- [Exercise objective]: Find each line with the word "this" and copy it.

━━ Records for the exercise

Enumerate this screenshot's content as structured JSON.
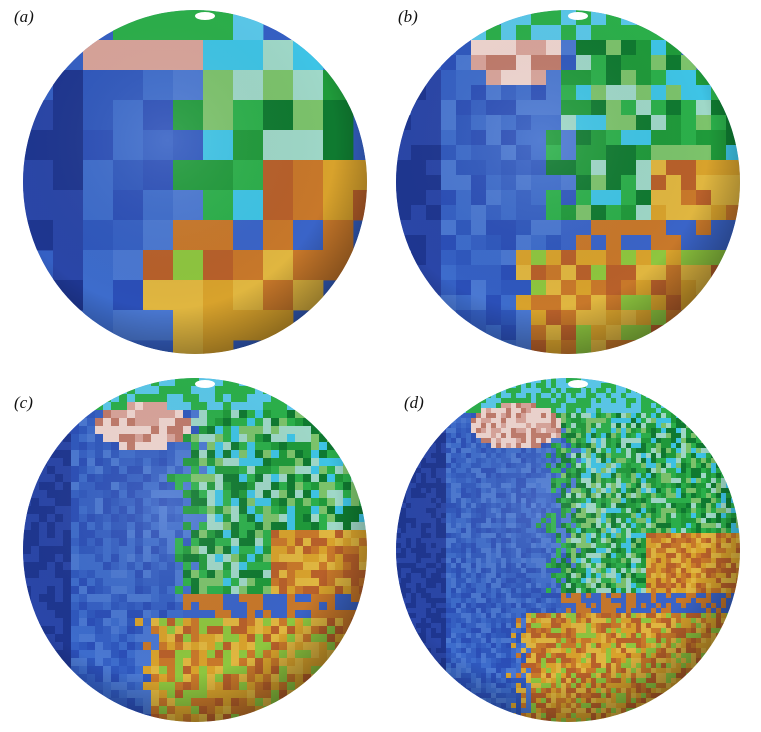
{
  "panels": [
    {
      "label": "(a)"
    },
    {
      "label": "(b)"
    },
    {
      "label": "(c)"
    },
    {
      "label": "(d)"
    }
  ]
}
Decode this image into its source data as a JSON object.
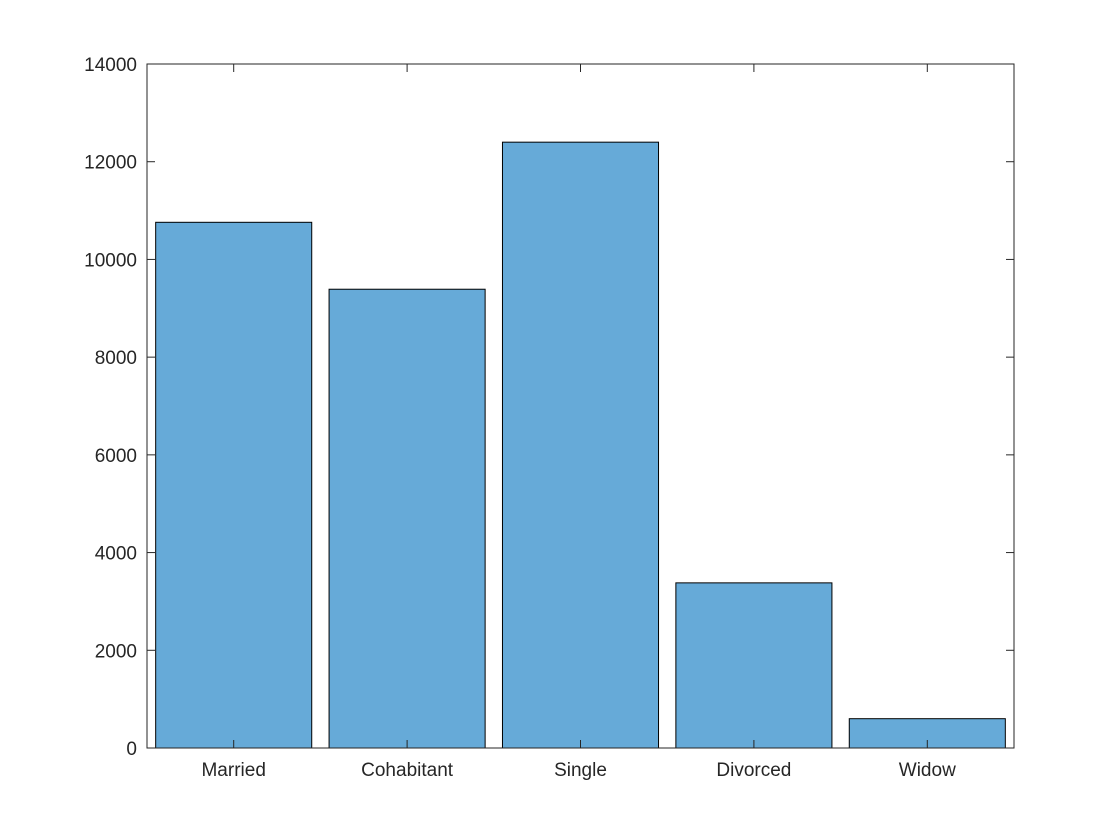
{
  "chart_data": {
    "type": "bar",
    "title": "",
    "xlabel": "",
    "ylabel": "",
    "categories": [
      "Married",
      "Cohabitant",
      "Single",
      "Divorced",
      "Widow"
    ],
    "values": [
      10760,
      9390,
      12400,
      3380,
      600
    ],
    "ylim": [
      0,
      14000
    ],
    "yticks": [
      0,
      2000,
      4000,
      6000,
      8000,
      10000,
      12000,
      14000
    ],
    "grid": false,
    "legend": "none",
    "colors": {
      "bar_fill": "#66aad8",
      "bar_edge": "#000000",
      "axis": "#262626",
      "background": "#ffffff"
    }
  }
}
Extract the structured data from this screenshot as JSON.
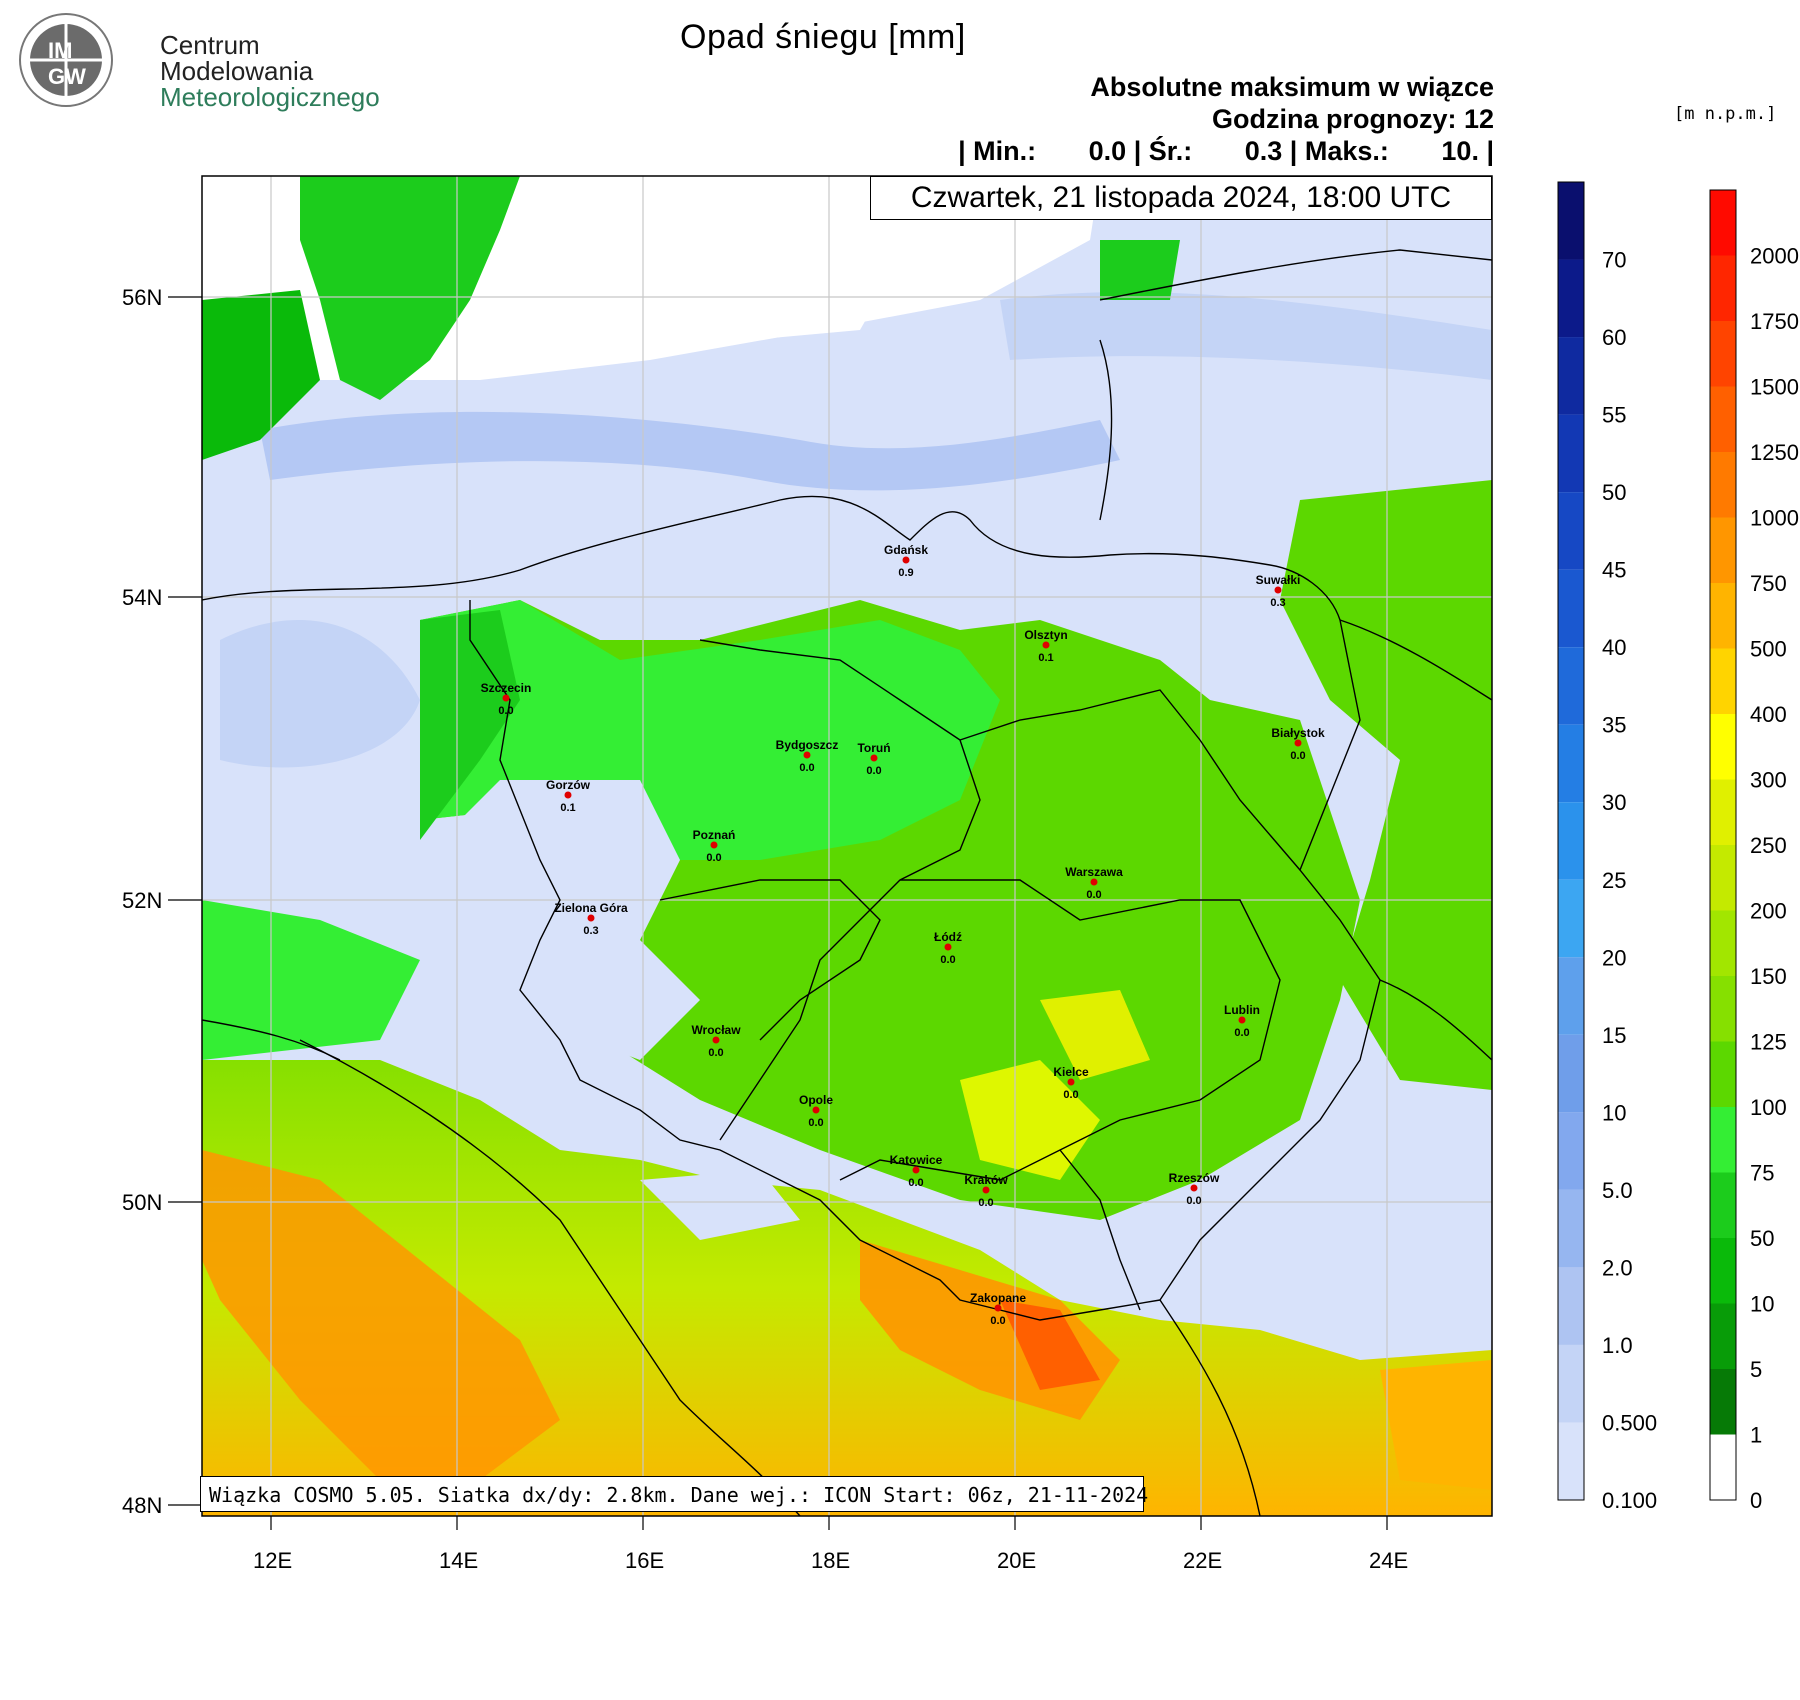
{
  "logo": {
    "badge_line1": "IM",
    "badge_line2": "GW",
    "line1": "Centrum",
    "line2": "Modelowania",
    "line3": "Meteorologicznego"
  },
  "title": "Opad śniegu [mm]",
  "subtitle": {
    "line1": "Absolutne maksimum w wiązce",
    "line2": "Godzina prognozy: 12",
    "line3": "| Min.:       0.0 | Śr.:       0.3 | Maks.:       10. |"
  },
  "date_box": "Czwartek, 21 listopada 2024, 18:00 UTC",
  "footer_box": "Wiązka COSMO 5.05. Siatka dx/dy: 2.8km. Dane wej.: ICON Start: 06z, 21-11-2024",
  "units_label": "[m n.p.m.]",
  "axes": {
    "lat_ticks": [
      "56N",
      "54N",
      "52N",
      "50N",
      "48N"
    ],
    "lon_ticks": [
      "12E",
      "14E",
      "16E",
      "18E",
      "20E",
      "22E",
      "24E"
    ]
  },
  "cities": [
    {
      "name": "Gdańsk",
      "value": "0.9"
    },
    {
      "name": "Suwałki",
      "value": "0.3"
    },
    {
      "name": "Olsztyn",
      "value": "0.1"
    },
    {
      "name": "Szczecin",
      "value": "0.0"
    },
    {
      "name": "Bydgoszcz",
      "value": "0.0"
    },
    {
      "name": "Toruń",
      "value": "0.0"
    },
    {
      "name": "Białystok",
      "value": "0.0"
    },
    {
      "name": "Gorzów",
      "value": "0.1"
    },
    {
      "name": "Poznań",
      "value": "0.0"
    },
    {
      "name": "Warszawa",
      "value": "0.0"
    },
    {
      "name": "Zielona Góra",
      "value": "0.3"
    },
    {
      "name": "Łódź",
      "value": "0.0"
    },
    {
      "name": "Lublin",
      "value": "0.0"
    },
    {
      "name": "Wrocław",
      "value": "0.0"
    },
    {
      "name": "Kielce",
      "value": "0.0"
    },
    {
      "name": "Opole",
      "value": "0.0"
    },
    {
      "name": "Katowice",
      "value": "0.0"
    },
    {
      "name": "Kraków",
      "value": "0.0"
    },
    {
      "name": "Rzeszów",
      "value": "0.0"
    },
    {
      "name": "Zakopane",
      "value": "0.0"
    }
  ],
  "snow_scale": {
    "labels": [
      "70",
      "60",
      "55",
      "50",
      "45",
      "40",
      "35",
      "30",
      "25",
      "20",
      "15",
      "10",
      "5.0",
      "2.0",
      "1.0",
      "0.500",
      "0.100"
    ],
    "colors": [
      "#0a0f6e",
      "#0c1a8a",
      "#0f2aa0",
      "#1238b4",
      "#1648c4",
      "#1a58d0",
      "#1f6ada",
      "#247ee4",
      "#2b92ec",
      "#3ca6f2",
      "#5ea0ec",
      "#6f9eea",
      "#82a8ee",
      "#96b6f0",
      "#aec4f2",
      "#c4d4f6",
      "#d8e2fa"
    ]
  },
  "terrain_scale": {
    "labels": [
      "2000",
      "1750",
      "1500",
      "1250",
      "1000",
      "750",
      "500",
      "400",
      "300",
      "250",
      "200",
      "150",
      "125",
      "100",
      "75",
      "50",
      "10",
      "5",
      "1",
      "0"
    ],
    "colors": [
      "#ff0a00",
      "#ff2600",
      "#ff4400",
      "#ff6000",
      "#ff7a00",
      "#ff9600",
      "#ffb400",
      "#ffd400",
      "#ffff00",
      "#e0f000",
      "#c4ea00",
      "#a2e600",
      "#86e000",
      "#5cd800",
      "#34ee34",
      "#1ccc1c",
      "#0aba0a",
      "#089c08",
      "#067a06",
      "#ffffff"
    ]
  }
}
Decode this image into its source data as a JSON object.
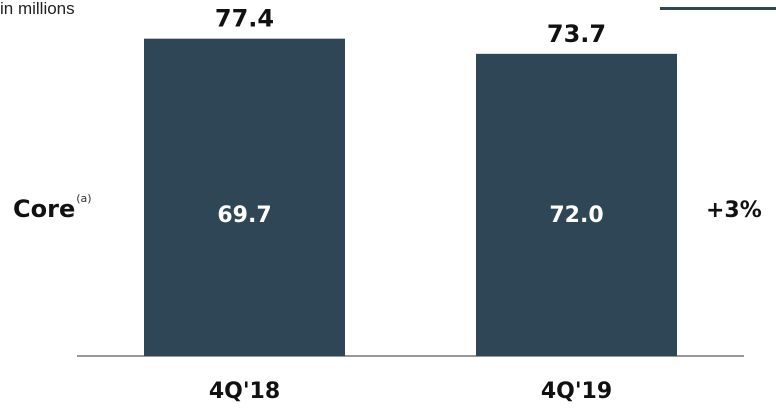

━━━━

- [Full answer]:
Enumerate this screenshot's content as structured JSON.
Decode this image into its source data as a JSON object.
Extract the structured data from this screenshot as JSON.
Decode this image into its source data as a JSON object.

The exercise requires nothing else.